**Task brief**
Answer with one number only: the number of lines that include the word "mäſsige".

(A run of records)
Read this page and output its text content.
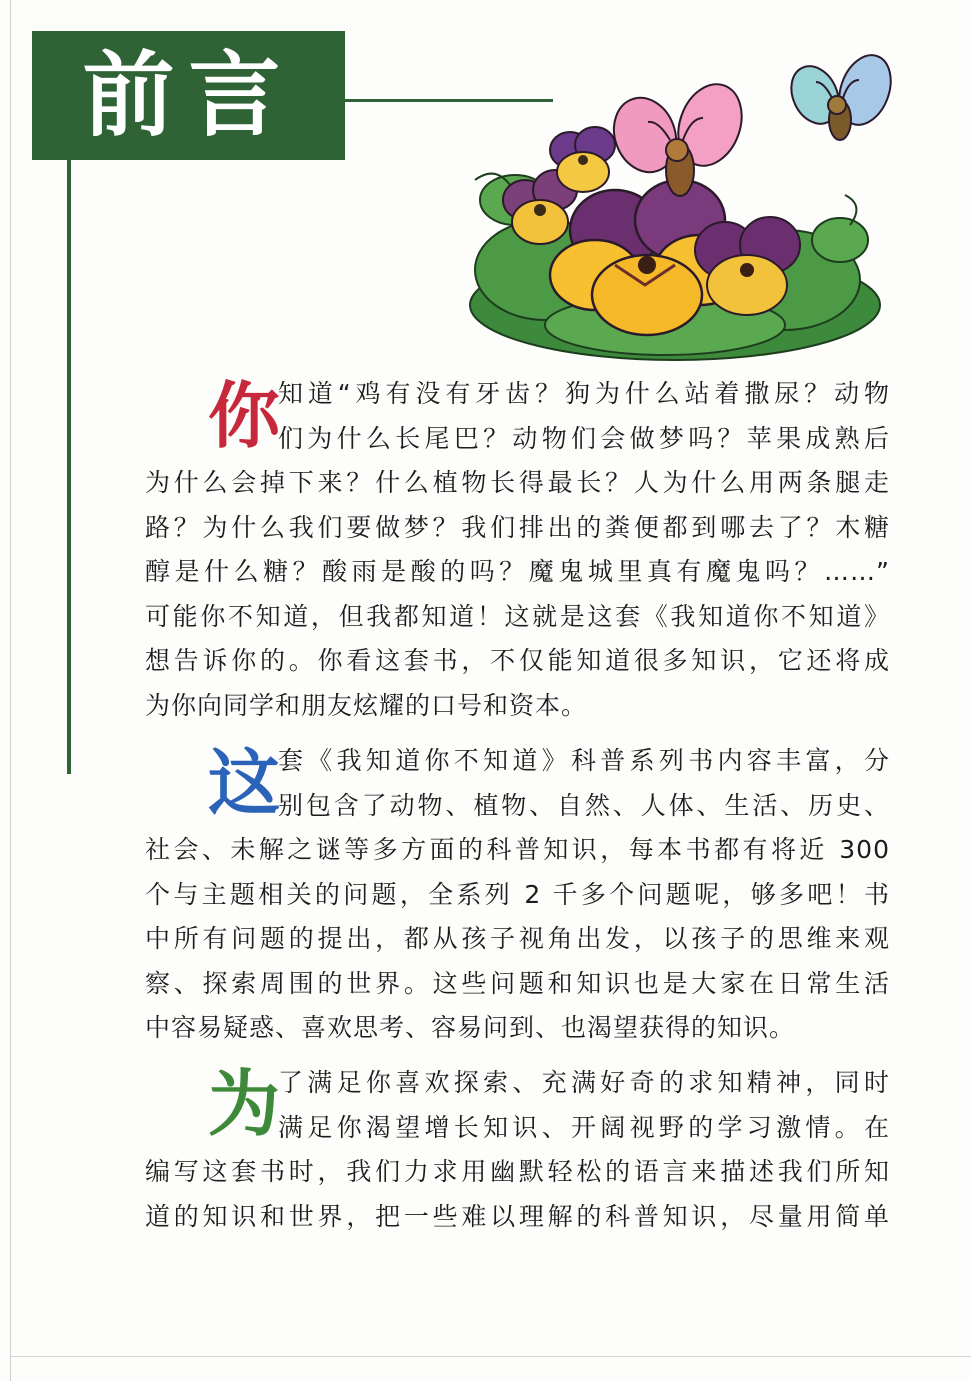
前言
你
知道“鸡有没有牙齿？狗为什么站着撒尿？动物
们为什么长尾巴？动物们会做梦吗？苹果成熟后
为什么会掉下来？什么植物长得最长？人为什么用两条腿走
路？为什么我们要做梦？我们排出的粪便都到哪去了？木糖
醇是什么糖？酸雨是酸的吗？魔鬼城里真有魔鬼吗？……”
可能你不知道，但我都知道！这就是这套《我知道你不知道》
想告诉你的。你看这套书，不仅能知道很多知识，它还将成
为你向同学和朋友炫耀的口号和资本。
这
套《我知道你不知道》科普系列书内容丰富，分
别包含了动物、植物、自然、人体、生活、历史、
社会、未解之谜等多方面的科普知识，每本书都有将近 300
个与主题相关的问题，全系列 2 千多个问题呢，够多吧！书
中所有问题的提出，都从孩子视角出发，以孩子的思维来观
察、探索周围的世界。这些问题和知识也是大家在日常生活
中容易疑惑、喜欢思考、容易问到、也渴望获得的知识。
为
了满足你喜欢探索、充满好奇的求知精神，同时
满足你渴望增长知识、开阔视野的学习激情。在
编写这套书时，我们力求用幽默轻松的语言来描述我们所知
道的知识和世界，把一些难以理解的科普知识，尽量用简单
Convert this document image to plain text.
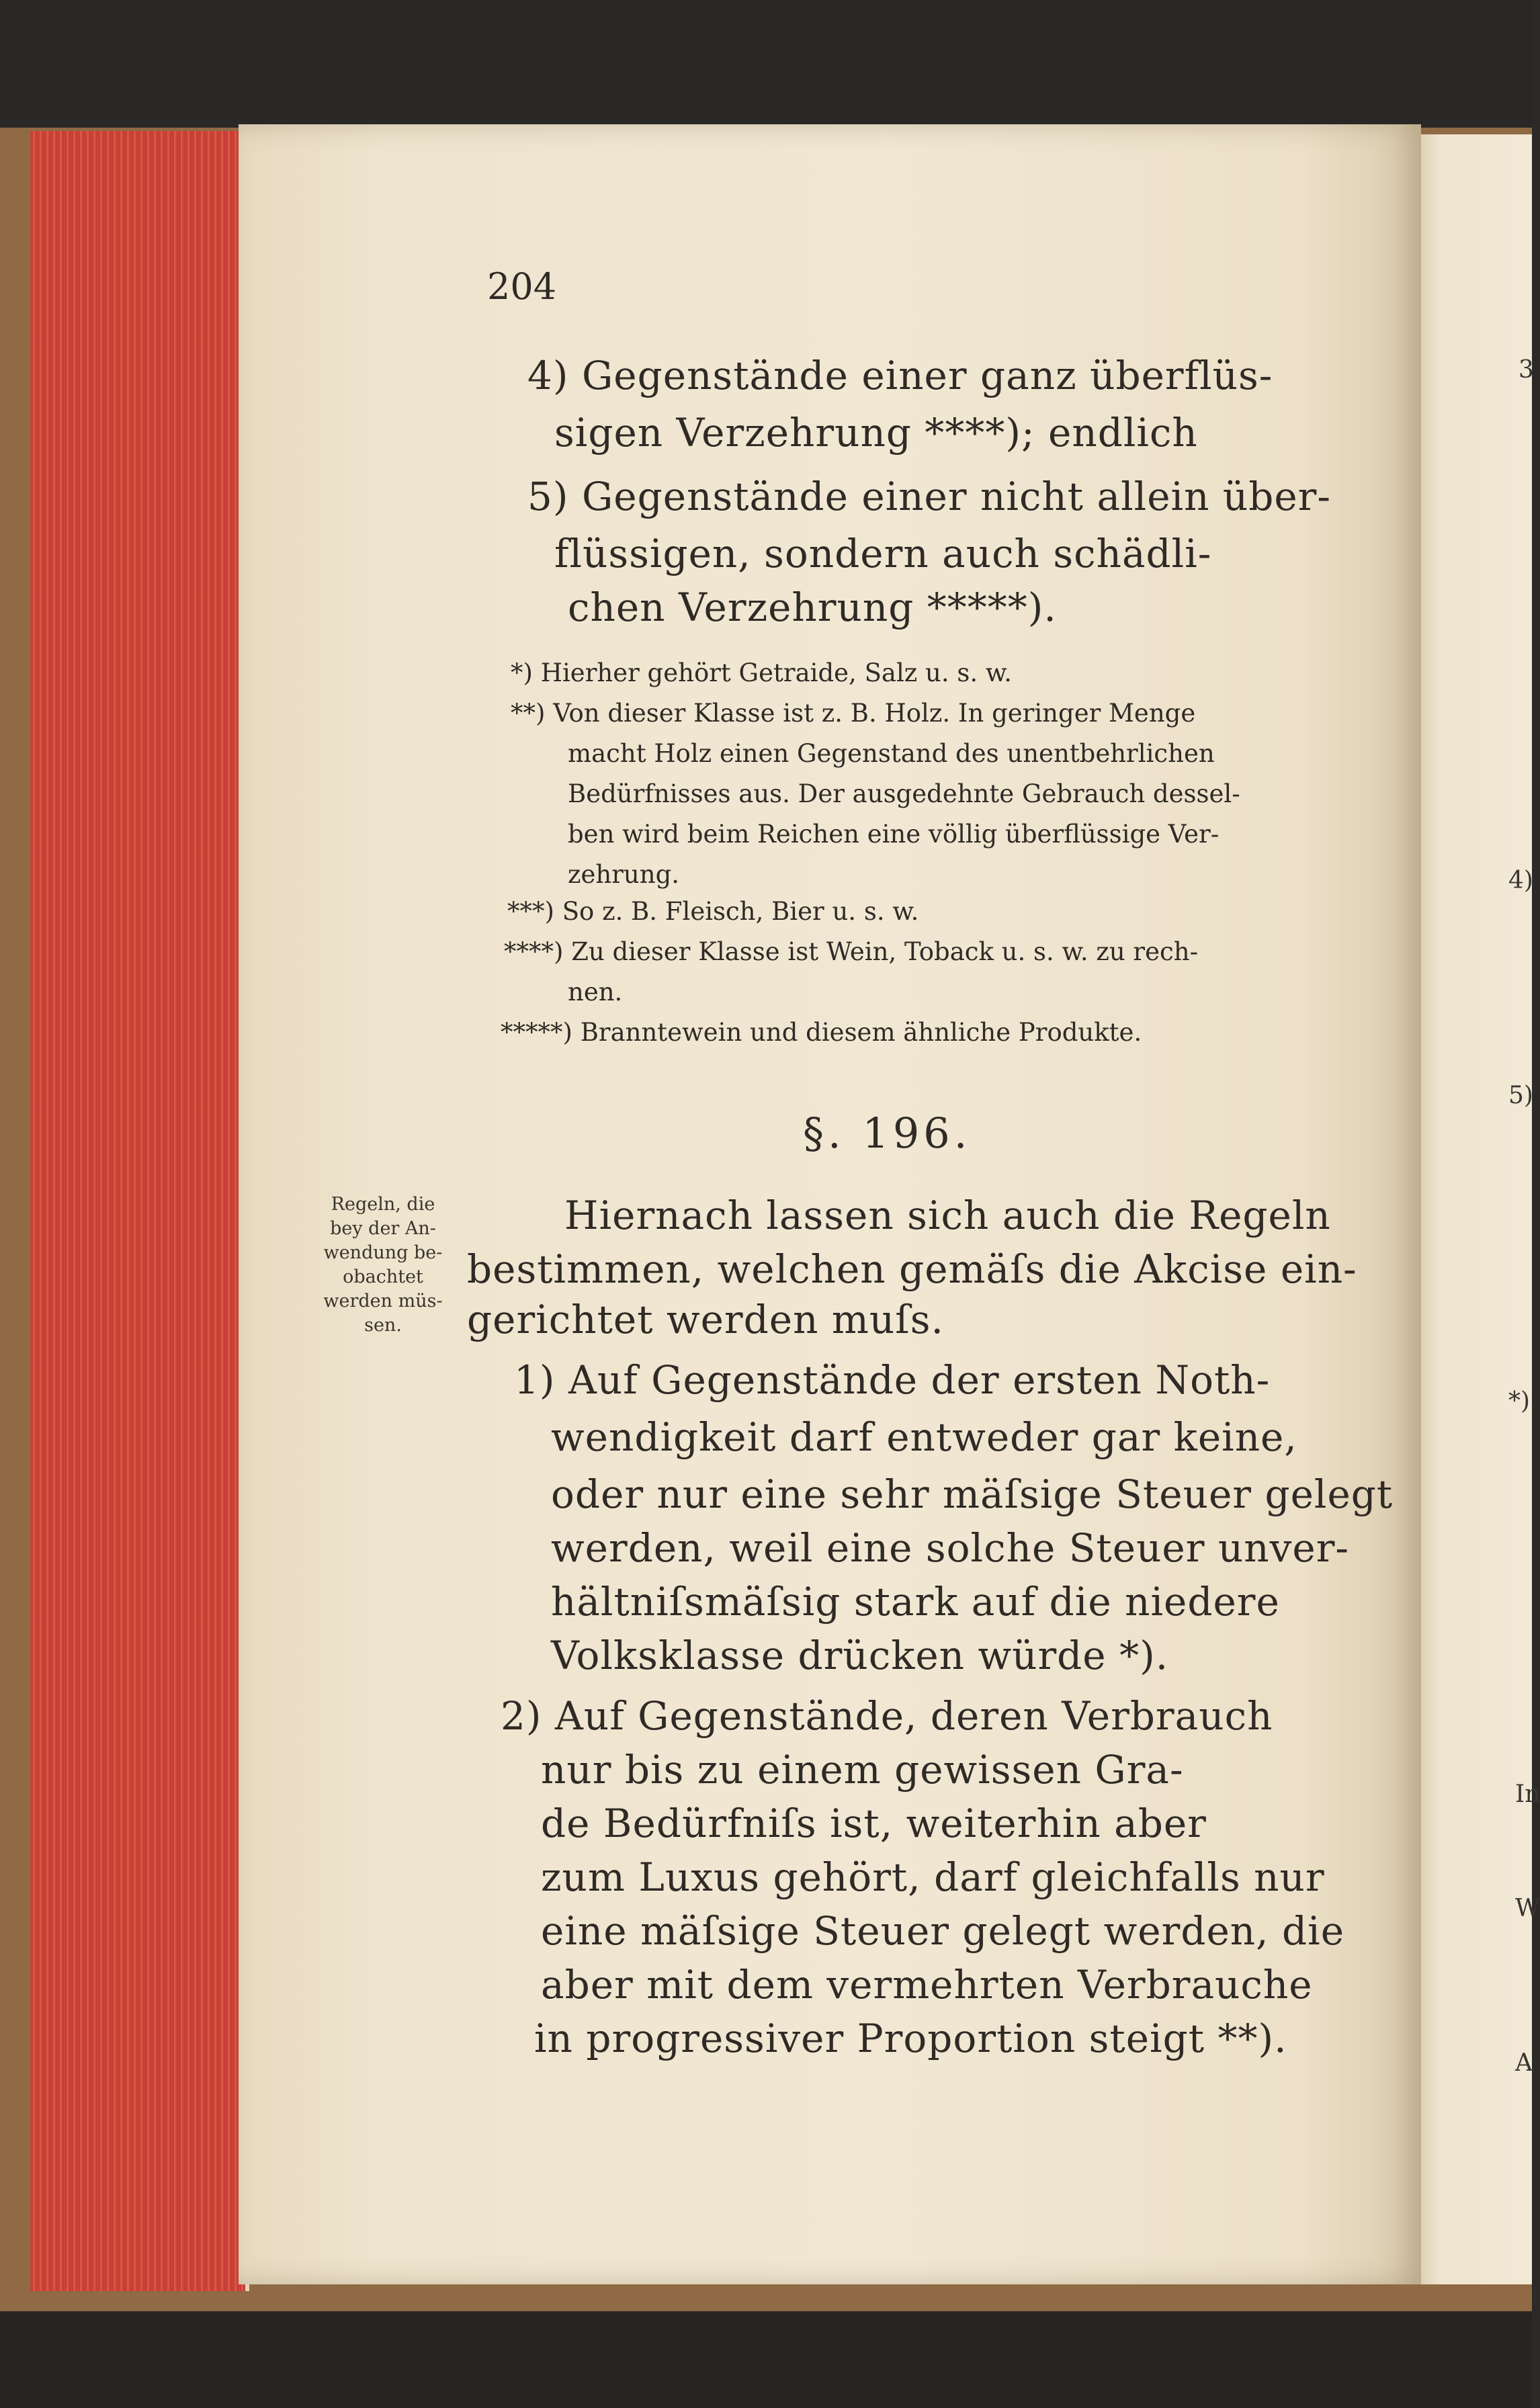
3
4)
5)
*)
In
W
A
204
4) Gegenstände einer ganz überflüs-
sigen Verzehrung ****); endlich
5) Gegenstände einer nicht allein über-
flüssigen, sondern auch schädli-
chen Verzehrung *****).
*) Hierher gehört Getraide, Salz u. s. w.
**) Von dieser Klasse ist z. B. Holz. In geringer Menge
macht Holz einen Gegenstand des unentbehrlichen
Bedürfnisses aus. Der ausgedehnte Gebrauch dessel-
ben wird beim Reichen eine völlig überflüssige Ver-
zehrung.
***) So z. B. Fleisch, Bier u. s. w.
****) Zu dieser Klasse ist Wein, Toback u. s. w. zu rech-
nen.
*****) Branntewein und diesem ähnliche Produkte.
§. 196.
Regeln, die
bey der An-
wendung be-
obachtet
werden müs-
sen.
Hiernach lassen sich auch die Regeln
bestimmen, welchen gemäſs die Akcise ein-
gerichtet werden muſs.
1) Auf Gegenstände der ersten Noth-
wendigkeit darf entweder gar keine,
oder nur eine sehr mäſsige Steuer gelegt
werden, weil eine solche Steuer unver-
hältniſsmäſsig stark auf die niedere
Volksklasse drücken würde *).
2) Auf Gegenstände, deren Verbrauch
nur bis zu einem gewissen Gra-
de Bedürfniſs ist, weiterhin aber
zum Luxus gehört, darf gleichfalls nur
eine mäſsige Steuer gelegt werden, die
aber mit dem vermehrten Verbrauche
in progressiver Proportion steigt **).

**Written response**
2